:: PROBLEM STATEMENT ::
Pick out every line in the data below that holds "caption".

:: PROVIDED RECORDS ::
(begin)

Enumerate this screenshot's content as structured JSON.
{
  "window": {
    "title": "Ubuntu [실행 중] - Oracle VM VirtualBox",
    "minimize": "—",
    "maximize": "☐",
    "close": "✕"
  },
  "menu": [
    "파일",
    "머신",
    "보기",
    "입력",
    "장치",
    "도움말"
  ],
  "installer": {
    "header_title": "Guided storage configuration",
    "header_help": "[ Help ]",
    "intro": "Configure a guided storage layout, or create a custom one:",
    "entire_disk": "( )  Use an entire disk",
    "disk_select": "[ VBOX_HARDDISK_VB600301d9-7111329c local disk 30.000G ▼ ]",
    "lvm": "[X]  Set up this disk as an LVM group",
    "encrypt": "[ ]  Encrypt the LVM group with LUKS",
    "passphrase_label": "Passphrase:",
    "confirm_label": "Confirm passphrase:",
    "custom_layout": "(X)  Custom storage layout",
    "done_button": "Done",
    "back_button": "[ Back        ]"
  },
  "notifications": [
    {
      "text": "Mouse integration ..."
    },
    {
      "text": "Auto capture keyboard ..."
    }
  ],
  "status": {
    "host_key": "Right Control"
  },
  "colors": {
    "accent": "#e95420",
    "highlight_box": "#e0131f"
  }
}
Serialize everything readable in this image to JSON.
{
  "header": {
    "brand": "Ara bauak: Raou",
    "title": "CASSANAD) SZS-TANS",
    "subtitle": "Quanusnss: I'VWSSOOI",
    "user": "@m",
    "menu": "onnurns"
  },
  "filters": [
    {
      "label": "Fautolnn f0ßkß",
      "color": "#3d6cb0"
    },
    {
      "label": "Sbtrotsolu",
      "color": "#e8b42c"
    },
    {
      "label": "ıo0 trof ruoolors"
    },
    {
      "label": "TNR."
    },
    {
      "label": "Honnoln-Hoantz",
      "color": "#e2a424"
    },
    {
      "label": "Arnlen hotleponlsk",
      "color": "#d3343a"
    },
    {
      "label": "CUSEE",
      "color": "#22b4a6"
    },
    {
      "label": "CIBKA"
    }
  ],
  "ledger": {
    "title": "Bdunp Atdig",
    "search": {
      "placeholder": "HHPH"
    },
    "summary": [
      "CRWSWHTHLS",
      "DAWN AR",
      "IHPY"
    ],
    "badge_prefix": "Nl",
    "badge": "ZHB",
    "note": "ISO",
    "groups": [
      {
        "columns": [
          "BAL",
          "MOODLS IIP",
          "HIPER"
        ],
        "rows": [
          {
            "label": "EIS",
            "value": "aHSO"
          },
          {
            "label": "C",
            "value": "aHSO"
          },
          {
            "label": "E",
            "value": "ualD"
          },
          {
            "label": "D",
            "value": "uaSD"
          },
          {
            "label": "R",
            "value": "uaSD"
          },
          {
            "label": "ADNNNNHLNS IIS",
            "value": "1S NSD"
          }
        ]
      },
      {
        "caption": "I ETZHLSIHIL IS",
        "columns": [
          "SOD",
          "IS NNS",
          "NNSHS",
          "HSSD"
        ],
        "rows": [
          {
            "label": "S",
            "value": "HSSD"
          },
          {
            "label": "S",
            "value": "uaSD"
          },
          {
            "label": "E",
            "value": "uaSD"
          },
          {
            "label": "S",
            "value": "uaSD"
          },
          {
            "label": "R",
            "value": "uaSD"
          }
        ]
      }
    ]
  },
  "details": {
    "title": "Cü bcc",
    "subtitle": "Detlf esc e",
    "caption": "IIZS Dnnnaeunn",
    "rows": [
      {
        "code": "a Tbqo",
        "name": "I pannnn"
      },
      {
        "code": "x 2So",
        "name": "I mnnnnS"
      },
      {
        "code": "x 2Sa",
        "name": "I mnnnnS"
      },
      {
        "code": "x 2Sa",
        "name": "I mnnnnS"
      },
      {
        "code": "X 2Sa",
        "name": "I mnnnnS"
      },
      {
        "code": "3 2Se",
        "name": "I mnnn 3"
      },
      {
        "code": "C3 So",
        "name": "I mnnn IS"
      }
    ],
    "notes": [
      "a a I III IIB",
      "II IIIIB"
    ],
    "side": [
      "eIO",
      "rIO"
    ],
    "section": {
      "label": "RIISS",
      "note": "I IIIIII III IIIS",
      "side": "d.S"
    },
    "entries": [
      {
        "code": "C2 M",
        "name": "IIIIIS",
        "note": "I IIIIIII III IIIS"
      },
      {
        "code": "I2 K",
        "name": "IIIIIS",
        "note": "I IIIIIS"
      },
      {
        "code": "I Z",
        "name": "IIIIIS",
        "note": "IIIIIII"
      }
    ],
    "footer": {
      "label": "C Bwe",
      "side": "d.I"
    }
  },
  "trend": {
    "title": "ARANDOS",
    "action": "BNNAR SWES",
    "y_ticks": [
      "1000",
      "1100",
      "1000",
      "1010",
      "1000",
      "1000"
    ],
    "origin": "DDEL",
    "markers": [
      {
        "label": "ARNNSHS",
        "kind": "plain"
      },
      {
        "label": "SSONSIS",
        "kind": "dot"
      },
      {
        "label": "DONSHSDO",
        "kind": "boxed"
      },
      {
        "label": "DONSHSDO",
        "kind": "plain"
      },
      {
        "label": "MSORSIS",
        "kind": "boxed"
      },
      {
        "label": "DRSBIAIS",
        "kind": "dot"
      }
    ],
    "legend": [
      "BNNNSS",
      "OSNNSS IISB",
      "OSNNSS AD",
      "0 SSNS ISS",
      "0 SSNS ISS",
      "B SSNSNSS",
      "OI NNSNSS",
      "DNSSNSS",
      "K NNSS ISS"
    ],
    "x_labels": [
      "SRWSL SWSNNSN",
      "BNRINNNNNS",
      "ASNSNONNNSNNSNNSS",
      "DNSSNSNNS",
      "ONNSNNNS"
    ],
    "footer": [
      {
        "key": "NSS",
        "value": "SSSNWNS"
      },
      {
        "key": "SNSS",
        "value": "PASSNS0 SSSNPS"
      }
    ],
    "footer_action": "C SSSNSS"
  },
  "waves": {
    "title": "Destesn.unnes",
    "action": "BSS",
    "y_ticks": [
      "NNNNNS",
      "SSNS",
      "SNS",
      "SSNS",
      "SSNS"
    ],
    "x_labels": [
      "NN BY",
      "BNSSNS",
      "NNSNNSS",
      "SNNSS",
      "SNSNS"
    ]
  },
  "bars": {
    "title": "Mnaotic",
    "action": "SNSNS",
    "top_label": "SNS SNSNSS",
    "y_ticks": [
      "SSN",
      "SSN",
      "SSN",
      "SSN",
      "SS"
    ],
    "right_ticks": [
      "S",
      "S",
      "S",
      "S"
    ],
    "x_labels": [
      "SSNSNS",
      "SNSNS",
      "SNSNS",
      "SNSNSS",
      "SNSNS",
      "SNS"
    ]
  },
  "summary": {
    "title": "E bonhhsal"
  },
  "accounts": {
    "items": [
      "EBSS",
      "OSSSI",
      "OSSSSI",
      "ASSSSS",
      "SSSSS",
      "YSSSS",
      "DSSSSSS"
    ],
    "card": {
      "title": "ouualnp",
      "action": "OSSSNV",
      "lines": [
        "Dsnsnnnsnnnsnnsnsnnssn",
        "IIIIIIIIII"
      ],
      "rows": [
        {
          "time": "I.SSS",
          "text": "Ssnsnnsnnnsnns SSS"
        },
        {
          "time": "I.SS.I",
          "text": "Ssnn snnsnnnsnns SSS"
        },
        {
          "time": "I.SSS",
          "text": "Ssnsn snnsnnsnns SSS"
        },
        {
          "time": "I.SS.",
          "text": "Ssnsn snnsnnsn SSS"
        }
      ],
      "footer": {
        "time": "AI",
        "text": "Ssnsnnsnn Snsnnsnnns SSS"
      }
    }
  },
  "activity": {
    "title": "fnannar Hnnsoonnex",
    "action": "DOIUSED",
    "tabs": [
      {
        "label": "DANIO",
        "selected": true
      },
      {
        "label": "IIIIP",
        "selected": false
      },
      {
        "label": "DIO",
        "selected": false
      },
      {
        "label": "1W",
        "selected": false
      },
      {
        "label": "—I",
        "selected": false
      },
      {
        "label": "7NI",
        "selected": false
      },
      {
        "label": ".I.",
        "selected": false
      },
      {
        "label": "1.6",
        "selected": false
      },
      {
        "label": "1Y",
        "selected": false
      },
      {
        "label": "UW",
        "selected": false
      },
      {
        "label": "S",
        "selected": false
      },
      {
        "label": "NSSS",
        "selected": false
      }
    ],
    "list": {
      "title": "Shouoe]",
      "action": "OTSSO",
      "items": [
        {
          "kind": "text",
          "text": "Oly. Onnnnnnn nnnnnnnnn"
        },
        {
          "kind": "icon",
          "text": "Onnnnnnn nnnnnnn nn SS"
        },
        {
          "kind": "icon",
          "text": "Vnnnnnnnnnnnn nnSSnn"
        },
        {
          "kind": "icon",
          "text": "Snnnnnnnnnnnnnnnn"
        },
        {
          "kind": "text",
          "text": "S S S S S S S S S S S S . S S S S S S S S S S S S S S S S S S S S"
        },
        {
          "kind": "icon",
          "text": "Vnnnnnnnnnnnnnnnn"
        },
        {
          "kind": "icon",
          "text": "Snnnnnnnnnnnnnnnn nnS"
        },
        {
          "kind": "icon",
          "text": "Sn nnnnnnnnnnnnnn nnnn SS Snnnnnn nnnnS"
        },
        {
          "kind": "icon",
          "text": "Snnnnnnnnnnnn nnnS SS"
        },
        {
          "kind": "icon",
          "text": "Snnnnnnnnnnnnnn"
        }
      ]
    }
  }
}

(end)

:: THE ANSWER ::
        "caption": "I ETZHLSIHIL IS",
    "caption": "IIZS Dnnnaeunn",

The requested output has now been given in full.